»»
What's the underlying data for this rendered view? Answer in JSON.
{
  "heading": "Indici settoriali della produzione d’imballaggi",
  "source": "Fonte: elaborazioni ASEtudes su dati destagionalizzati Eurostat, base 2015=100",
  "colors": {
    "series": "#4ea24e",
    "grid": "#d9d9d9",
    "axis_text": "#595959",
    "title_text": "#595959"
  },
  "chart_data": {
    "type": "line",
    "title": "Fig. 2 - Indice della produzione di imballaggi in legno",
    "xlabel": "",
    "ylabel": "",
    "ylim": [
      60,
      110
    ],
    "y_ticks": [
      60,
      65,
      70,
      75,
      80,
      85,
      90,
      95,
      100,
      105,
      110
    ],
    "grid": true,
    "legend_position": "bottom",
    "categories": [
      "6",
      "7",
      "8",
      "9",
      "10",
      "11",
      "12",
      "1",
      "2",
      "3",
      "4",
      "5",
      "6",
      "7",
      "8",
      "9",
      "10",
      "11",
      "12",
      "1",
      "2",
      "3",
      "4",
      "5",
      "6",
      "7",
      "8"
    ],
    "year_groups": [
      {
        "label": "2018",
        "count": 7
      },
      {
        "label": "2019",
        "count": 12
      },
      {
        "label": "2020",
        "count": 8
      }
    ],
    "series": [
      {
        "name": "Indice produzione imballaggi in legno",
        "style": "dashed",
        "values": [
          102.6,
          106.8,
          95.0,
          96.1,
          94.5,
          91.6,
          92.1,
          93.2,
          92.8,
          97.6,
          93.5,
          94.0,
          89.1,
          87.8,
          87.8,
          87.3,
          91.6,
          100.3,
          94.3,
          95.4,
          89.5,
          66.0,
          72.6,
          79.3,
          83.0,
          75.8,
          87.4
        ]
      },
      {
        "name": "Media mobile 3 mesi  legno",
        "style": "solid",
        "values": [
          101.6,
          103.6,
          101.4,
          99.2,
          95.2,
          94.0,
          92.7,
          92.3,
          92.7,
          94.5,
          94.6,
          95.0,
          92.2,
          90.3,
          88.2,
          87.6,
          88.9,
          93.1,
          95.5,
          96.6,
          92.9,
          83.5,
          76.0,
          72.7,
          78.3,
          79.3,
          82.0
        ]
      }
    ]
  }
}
««
»»
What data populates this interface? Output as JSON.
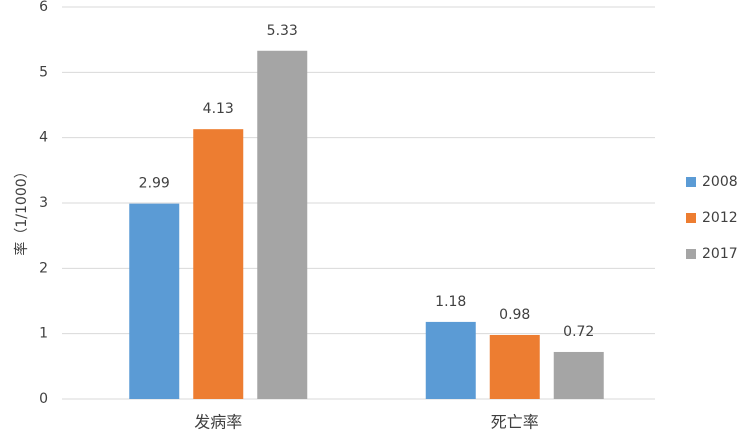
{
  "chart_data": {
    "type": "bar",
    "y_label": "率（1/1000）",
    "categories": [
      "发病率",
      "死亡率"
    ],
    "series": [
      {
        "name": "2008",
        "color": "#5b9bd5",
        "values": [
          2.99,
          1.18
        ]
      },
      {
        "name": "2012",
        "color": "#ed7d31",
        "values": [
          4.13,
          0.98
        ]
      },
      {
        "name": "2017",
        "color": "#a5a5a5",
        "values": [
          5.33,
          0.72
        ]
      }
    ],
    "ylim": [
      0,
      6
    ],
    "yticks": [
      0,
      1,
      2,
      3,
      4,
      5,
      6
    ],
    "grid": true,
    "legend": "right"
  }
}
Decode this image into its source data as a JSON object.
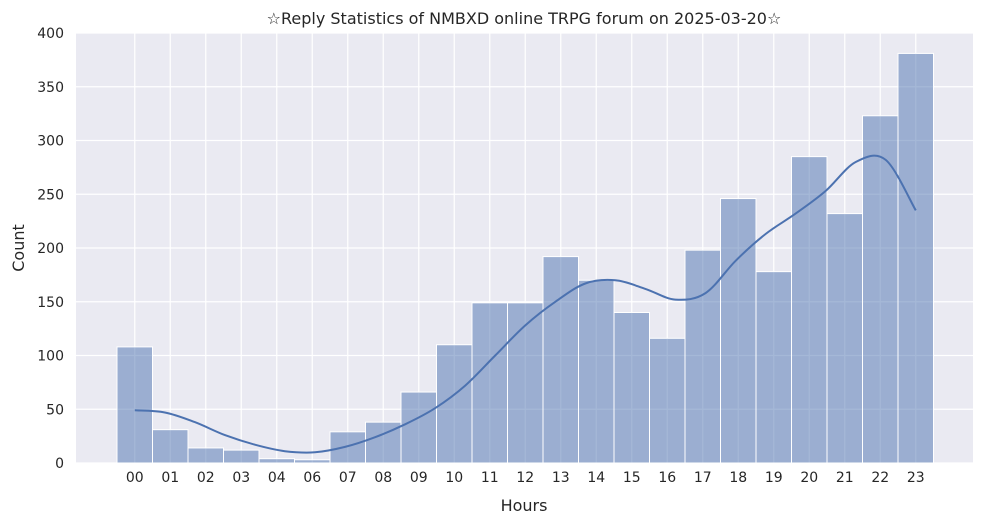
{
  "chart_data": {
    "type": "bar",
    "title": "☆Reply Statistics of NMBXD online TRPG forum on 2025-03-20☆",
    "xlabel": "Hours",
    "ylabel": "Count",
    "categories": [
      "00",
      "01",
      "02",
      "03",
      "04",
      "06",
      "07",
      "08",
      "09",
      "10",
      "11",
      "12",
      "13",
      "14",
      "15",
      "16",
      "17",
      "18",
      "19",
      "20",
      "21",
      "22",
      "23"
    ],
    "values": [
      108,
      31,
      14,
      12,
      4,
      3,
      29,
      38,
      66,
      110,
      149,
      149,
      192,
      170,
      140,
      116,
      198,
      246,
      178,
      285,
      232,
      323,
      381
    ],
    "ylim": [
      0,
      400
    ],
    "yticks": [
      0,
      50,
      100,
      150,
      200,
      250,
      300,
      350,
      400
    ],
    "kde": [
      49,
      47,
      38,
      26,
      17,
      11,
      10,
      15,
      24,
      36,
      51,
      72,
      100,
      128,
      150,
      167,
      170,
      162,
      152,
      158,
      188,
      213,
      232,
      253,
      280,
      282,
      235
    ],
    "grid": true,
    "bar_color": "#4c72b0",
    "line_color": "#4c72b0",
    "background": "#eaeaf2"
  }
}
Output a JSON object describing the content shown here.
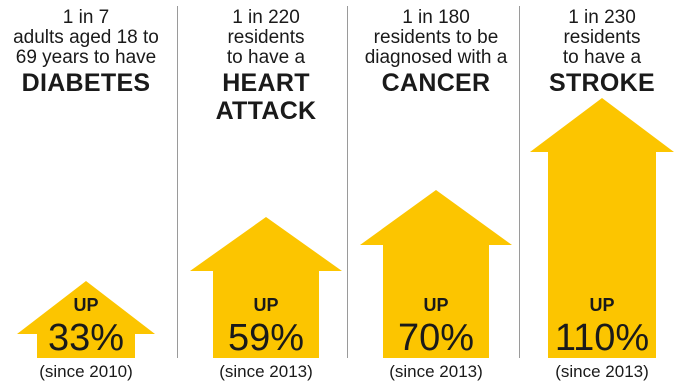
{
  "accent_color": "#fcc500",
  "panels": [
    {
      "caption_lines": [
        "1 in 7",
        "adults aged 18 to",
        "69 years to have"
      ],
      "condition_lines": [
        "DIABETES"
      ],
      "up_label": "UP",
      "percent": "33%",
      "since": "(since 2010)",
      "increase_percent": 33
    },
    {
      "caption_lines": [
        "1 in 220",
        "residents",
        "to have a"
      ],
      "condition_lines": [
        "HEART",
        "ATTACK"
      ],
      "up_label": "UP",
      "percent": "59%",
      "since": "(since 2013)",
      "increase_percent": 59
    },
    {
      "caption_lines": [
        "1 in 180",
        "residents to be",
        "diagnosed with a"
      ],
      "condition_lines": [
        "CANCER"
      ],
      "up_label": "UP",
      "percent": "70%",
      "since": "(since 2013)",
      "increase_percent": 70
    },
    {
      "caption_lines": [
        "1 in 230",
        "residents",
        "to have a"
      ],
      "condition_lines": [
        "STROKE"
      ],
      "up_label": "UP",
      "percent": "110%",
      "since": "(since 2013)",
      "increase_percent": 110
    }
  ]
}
««
## Short task
Counting only lines of the data above that hold "JSON", report the total and nothing else.

## Result for this task
4